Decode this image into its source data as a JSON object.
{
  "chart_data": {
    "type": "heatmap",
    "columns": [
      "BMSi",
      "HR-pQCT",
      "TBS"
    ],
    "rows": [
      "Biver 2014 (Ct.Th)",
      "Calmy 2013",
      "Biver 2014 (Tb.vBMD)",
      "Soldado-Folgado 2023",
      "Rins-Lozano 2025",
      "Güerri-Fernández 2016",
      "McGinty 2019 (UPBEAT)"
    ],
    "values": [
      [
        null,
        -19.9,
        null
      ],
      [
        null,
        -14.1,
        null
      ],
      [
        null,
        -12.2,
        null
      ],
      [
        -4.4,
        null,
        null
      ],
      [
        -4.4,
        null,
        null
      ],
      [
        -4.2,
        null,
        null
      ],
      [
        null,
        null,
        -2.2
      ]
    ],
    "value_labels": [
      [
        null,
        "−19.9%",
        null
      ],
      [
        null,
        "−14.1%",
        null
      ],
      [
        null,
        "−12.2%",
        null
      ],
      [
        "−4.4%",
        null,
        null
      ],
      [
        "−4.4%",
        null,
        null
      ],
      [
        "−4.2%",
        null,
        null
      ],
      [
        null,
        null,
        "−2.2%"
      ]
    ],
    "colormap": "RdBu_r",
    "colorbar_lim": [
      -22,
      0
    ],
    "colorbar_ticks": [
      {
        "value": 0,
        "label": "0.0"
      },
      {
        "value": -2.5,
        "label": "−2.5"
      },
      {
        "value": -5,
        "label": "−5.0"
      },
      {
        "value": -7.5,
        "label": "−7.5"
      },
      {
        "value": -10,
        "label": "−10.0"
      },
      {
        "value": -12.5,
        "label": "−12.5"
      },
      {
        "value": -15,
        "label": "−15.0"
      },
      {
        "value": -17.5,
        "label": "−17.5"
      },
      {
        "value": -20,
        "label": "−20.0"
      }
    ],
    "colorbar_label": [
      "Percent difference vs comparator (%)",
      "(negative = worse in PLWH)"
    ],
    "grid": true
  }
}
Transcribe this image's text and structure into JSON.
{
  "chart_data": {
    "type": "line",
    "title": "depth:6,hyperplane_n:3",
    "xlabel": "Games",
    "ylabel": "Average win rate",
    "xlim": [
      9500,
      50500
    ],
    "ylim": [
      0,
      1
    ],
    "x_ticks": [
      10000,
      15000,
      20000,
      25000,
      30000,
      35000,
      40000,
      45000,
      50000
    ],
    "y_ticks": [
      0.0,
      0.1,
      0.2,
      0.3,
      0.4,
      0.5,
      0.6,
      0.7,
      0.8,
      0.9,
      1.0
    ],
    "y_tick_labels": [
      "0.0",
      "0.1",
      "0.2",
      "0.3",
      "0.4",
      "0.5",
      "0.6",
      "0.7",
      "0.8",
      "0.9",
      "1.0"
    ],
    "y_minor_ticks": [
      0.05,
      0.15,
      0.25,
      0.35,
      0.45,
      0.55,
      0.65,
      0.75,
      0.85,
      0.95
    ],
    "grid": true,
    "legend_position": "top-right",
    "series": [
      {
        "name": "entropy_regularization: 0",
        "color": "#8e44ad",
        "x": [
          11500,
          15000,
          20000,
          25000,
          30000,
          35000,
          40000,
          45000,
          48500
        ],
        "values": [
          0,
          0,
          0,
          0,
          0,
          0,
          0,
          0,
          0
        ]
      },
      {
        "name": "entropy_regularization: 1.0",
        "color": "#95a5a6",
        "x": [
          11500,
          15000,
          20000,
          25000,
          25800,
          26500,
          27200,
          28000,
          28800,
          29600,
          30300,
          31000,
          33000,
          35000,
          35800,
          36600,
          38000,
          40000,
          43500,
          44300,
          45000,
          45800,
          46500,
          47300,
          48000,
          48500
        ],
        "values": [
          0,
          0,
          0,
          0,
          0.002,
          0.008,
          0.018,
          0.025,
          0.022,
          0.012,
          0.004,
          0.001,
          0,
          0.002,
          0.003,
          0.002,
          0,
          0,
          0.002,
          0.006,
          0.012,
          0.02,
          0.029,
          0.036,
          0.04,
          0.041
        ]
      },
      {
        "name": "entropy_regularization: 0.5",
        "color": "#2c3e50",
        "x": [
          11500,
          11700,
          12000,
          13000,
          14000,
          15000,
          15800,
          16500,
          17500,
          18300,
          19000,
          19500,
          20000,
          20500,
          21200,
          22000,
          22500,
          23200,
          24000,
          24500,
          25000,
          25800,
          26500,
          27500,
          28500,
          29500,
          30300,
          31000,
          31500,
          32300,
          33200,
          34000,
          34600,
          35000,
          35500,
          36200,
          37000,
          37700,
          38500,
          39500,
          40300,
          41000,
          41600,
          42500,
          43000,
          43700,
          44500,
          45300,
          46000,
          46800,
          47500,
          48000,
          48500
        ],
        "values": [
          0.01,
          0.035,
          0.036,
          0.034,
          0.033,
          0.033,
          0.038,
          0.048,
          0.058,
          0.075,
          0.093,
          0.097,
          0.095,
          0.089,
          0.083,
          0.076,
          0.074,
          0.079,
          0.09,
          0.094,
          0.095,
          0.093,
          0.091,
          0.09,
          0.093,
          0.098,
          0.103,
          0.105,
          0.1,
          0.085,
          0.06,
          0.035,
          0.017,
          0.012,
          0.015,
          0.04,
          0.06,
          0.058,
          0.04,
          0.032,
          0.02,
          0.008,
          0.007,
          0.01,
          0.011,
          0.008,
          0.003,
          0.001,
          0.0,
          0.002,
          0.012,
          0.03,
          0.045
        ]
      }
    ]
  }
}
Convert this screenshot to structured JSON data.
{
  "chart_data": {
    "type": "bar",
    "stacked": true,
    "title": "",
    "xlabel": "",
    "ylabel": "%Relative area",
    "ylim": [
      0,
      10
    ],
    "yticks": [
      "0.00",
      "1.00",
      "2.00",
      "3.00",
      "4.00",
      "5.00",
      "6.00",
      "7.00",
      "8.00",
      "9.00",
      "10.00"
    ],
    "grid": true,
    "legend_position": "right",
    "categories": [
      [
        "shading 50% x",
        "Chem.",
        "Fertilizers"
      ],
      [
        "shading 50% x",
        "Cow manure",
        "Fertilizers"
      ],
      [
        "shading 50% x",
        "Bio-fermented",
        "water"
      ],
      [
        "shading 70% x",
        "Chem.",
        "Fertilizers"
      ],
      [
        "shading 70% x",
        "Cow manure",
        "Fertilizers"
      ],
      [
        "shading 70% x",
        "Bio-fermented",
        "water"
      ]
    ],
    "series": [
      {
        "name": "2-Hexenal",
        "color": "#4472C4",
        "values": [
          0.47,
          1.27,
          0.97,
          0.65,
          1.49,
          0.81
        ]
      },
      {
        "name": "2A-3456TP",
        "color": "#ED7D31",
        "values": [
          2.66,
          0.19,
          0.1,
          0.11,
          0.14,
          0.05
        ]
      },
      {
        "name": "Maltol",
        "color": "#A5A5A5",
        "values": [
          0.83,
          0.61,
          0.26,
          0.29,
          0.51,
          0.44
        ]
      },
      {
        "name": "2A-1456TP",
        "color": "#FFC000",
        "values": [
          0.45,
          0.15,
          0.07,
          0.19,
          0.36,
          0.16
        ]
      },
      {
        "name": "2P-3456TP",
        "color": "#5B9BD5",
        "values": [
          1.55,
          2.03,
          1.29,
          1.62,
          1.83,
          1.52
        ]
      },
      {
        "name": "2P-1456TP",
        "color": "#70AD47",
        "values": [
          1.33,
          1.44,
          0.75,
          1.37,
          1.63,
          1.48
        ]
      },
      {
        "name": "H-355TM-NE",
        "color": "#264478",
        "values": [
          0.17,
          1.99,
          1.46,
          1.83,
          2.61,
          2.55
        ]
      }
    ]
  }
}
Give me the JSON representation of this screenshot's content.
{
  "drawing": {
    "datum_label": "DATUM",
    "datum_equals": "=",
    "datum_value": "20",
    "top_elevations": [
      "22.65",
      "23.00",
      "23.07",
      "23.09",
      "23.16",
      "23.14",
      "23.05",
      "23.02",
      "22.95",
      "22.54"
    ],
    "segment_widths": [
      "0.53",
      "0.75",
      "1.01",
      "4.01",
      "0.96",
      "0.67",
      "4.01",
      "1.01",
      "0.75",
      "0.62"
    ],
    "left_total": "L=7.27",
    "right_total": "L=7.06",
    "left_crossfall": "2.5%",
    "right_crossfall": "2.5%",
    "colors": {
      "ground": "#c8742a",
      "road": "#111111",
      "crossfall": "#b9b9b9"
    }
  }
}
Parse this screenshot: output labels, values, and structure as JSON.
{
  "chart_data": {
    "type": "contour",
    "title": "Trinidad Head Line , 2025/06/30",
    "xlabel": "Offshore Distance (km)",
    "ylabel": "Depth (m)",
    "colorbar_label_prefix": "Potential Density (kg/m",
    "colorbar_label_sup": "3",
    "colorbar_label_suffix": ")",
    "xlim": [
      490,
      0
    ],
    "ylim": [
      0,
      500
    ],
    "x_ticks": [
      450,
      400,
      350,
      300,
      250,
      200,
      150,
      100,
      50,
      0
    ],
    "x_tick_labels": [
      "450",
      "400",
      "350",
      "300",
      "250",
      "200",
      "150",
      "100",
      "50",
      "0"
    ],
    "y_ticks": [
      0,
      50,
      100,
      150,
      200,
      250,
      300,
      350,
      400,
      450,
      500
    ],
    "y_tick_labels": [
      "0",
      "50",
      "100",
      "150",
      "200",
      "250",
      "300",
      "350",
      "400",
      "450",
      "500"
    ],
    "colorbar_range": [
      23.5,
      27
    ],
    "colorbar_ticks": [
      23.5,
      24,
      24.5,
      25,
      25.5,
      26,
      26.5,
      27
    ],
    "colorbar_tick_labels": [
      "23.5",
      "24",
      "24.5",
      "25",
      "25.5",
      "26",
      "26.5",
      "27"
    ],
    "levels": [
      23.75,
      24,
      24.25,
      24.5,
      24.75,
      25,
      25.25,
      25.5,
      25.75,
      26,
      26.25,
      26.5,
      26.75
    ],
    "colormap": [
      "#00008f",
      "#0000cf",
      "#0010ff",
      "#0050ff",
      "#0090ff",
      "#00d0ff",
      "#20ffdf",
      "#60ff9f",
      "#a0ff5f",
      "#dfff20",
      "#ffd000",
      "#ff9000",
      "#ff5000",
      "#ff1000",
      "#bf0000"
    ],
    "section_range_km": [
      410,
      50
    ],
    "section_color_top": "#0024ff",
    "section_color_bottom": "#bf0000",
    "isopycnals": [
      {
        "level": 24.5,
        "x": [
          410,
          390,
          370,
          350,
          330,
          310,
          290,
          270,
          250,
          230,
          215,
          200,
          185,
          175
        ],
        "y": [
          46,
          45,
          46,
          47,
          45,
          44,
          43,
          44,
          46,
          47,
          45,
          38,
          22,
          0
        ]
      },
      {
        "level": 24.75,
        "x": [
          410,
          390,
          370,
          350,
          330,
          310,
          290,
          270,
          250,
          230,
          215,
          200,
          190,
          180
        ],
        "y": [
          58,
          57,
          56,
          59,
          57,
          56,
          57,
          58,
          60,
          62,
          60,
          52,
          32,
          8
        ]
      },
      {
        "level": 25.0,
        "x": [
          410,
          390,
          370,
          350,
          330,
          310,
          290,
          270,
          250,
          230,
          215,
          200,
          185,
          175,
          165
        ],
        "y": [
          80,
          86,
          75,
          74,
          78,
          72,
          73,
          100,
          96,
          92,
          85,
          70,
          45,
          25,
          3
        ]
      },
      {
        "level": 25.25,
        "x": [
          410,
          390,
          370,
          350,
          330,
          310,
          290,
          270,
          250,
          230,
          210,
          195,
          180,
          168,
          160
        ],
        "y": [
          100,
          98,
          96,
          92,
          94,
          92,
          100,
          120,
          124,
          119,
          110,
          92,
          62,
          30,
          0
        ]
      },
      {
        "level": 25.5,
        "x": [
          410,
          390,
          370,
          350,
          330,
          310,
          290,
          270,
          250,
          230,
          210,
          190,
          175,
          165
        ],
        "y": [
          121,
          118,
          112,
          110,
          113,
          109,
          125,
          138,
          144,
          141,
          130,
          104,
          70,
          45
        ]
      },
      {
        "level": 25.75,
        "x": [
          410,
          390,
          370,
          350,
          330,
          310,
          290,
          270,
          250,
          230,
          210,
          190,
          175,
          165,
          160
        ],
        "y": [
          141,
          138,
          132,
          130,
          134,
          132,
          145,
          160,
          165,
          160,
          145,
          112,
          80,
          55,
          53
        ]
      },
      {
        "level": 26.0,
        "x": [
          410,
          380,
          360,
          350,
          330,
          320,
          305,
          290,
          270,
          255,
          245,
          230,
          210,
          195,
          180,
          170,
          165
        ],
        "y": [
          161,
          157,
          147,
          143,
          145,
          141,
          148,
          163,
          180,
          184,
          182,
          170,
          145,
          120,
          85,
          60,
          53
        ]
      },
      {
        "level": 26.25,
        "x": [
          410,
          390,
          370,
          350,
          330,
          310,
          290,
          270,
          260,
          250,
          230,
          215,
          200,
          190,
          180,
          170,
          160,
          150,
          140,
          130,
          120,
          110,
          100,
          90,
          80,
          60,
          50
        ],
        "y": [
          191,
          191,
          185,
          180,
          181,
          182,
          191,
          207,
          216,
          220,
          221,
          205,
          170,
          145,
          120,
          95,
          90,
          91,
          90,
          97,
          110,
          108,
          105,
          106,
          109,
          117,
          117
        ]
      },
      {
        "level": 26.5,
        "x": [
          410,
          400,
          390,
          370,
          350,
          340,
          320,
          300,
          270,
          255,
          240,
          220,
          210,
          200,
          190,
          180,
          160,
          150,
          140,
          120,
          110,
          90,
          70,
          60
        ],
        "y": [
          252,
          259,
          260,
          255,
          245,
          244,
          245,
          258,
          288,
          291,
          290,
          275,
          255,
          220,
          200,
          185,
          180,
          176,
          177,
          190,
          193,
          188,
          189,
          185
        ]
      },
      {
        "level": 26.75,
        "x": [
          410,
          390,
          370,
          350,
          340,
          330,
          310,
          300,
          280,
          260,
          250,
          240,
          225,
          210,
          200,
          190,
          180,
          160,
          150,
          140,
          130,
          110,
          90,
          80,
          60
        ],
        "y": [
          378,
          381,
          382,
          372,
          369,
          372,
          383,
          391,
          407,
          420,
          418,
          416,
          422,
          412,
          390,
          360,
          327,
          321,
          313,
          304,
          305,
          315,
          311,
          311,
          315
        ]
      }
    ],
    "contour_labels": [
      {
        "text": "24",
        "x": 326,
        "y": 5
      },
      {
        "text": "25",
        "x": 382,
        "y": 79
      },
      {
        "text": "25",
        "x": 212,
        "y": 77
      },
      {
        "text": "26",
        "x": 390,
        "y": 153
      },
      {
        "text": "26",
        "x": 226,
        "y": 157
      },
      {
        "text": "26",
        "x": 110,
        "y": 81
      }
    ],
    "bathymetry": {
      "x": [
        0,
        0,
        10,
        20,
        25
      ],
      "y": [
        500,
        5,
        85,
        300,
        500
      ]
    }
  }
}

• **Task statement**: Within the data above, pick out all lines holding the word "JSON".

• **Exercise solution**:
Decode this image into its source data as a JSON object.
Transcribe this image's text and structure into JSON.
Convert this screenshot to structured JSON data.
Give me the JSON representation of this screenshot's content.
Parse this screenshot: output labels, values, and structure as JSON.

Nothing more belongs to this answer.